# WRITTEN PROBLEM
Retype each entry below, keeping every character the same.

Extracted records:
####

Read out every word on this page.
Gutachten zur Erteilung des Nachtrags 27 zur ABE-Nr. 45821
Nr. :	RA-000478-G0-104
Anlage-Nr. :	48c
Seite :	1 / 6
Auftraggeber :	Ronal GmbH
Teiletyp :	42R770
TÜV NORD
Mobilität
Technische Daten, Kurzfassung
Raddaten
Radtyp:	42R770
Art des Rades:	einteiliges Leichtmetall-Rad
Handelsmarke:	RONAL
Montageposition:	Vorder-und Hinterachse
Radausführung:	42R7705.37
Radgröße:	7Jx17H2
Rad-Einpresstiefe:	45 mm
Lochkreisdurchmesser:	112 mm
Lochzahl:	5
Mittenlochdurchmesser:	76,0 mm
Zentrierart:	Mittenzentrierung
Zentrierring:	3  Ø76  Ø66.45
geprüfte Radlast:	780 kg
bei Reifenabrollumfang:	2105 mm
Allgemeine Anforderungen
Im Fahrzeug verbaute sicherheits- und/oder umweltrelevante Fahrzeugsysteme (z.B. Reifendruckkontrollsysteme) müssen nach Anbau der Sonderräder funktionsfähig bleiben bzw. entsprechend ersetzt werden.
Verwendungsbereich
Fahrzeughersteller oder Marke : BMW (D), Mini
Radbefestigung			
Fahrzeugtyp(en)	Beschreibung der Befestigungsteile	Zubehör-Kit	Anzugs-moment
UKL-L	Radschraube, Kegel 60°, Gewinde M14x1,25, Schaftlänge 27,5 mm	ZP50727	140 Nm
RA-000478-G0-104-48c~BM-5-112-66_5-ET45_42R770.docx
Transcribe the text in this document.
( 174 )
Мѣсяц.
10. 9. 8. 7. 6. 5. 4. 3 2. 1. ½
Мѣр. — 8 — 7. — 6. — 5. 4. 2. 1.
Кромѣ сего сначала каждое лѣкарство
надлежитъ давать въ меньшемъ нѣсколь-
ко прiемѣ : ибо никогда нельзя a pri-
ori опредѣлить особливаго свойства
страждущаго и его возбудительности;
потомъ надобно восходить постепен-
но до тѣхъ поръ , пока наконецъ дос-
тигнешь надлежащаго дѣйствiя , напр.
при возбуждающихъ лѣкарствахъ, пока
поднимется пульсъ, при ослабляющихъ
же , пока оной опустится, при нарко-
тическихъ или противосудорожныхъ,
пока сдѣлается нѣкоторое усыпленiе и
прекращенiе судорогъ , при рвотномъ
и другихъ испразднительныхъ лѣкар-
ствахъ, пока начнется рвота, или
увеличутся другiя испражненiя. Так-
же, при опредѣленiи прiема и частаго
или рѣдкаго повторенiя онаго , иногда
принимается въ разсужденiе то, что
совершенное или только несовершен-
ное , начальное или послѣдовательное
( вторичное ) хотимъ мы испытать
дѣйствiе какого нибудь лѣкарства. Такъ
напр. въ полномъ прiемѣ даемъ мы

####

# REPLY
Read out every word on this page.
Gutachten zur Erteilung des Nachtrags 27 zur ABE-Nr. 45821
Nr. :	RA-000478-G0-104
Anlage-Nr. :	48c
Seite :	1 / 6
Auftraggeber :	Ronal GmbH
Teiletyp :	42R770
TÜV NORD
Mobilität
Technische Daten, Kurzfassung
Raddaten
Radtyp:	42R770
Art des Rades:	einteiliges Leichtmetall-Rad
Handelsmarke:	RONAL
Montageposition:	Vorder-und Hinterachse
Radausführung:	42R7705.37
Radgröße:	7Jx17H2
Rad-Einpresstiefe:	45 mm
Lochkreisdurchmesser:	112 mm
Lochzahl:	5
Mittenlochdurchmesser:	76,0 mm
Zentrierart:	Mittenzentrierung
Zentrierring:	3  Ø76  Ø66.45
geprüfte Radlast:	780 kg
bei Reifenabrollumfang:	2105 mm
Allgemeine Anforderungen
Im Fahrzeug verbaute sicherheits- und/oder umweltrelevante Fahrzeugsysteme (z.B. Reifendruckkontrollsysteme) müssen nach Anbau der Sonderräder funktionsfähig bleiben bzw. entsprechend ersetzt werden.
Verwendungsbereich
Fahrzeughersteller oder Marke : BMW (D), Mini
Radbefestigung			
Fahrzeugtyp(en)	Beschreibung der Befestigungsteile	Zubehör-Kit	Anzugs-moment
UKL-L	Radschraube, Kegel 60°, Gewinde M14x1,25, Schaftlänge 27,5 mm	ZP50727	140 Nm
RA-000478-G0-104-48c~BM-5-112-66_5-ET45_42R770.docx
Transcribe the text in this document.
( 174 )
Мѣсяц.
10. 9. 8. 7. 6. 5. 4. 3 2. 1. ½
Мѣр. — 8 — 7. — 6. — 5. 4. 2. 1.
Кромѣ сего сначала каждое лѣкарство
надлежитъ давать въ меньшемъ нѣсколь-
ко прiемѣ : ибо никогда нельзя a pri-
ori опредѣлить особливаго свойства
страждущаго и его возбудительности;
потомъ надобно восходить постепен-
но до тѣхъ поръ , пока наконецъ дос-
тигнешь надлежащаго дѣйствiя , напр.
при возбуждающихъ лѣкарствахъ, пока
поднимется пульсъ, при ослабляющихъ
же , пока оной опустится, при нарко-
тическихъ или противосудорожныхъ,
пока сдѣлается нѣкоторое усыпленiе и
прекращенiе судорогъ , при рвотномъ
и другихъ испразднительныхъ лѣкар-
ствахъ, пока начнется рвота, или
увеличутся другiя испражненiя. Так-
же, при опредѣленiи прiема и частаго
или рѣдкаго повторенiя онаго , иногда
принимается въ разсужденiе то, что
совершенное или только несовершен-
ное , начальное или послѣдовательное
( вторичное ) хотимъ мы испытать
дѣйствiе какого нибудь лѣкарства. Такъ
напр. въ полномъ прiемѣ даемъ мы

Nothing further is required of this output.